** Stated exercise **
Lines that include the word "raggiungere" are the ones to copy.

** Excerpted records **
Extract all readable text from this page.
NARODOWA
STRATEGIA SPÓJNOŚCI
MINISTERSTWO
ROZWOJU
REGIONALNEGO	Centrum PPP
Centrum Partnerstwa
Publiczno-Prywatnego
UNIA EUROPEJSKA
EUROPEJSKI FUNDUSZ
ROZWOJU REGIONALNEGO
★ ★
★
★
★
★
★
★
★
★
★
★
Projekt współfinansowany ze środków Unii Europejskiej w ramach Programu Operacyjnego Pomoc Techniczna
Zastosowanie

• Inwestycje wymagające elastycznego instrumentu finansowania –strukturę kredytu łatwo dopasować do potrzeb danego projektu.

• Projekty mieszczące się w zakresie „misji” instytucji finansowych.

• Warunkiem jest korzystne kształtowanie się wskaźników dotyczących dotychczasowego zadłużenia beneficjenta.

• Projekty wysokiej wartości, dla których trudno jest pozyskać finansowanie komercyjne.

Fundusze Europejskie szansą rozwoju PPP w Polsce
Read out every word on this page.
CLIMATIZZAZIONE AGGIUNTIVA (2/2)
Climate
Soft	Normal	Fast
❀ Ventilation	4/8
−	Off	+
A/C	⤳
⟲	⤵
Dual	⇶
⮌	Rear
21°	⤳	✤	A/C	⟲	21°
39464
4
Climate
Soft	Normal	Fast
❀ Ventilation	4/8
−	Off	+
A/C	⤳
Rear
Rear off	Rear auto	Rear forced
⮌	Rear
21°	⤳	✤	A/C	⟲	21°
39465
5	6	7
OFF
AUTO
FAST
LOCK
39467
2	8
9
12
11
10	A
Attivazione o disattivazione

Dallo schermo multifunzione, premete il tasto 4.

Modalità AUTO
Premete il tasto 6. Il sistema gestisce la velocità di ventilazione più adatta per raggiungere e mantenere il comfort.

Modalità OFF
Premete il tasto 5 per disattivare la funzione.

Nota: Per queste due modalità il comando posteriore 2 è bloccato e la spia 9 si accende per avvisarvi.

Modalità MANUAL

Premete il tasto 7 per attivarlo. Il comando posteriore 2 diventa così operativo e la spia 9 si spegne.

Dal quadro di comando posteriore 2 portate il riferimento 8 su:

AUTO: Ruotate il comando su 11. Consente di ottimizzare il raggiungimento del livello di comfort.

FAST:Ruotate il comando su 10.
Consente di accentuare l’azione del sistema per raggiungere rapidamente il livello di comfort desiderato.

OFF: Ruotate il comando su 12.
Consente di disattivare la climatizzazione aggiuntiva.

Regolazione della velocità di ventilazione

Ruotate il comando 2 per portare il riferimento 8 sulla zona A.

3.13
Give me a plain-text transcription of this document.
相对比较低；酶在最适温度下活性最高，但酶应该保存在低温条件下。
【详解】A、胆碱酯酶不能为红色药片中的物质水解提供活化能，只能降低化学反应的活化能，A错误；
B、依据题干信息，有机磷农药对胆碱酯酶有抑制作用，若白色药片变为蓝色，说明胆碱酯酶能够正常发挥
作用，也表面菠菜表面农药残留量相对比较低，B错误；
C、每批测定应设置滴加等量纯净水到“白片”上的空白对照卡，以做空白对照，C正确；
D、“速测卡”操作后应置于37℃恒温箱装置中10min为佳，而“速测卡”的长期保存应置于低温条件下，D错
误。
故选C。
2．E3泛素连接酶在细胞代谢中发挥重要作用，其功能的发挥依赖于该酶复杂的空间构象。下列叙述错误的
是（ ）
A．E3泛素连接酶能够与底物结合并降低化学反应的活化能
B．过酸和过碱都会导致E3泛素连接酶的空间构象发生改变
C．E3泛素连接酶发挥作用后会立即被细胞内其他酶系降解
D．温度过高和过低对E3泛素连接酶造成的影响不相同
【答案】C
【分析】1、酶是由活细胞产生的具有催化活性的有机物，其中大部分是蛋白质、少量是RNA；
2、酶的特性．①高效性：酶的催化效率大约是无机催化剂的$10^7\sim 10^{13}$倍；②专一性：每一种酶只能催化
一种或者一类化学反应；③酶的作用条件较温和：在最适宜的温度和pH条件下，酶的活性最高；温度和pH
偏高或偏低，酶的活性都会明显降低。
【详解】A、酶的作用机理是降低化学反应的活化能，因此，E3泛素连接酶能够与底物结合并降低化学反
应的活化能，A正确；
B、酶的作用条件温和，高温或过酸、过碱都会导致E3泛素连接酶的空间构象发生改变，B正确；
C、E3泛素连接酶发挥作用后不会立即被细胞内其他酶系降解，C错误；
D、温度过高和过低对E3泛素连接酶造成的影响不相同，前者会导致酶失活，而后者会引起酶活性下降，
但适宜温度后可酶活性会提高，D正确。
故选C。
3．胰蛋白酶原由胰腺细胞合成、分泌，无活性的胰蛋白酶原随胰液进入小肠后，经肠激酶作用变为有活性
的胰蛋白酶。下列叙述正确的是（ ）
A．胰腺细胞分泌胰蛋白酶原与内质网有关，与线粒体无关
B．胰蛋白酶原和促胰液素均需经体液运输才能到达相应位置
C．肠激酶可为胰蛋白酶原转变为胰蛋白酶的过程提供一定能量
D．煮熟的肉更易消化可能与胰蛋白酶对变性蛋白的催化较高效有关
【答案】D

** The output **
Premete il tasto 6. Il sistema gestisce la velocità di ventilazione più adatta per raggiungere e mantenere il comfort.
Consente di accentuare l’azione del sistema per raggiungere rapidamente il livello di comfort desiderato.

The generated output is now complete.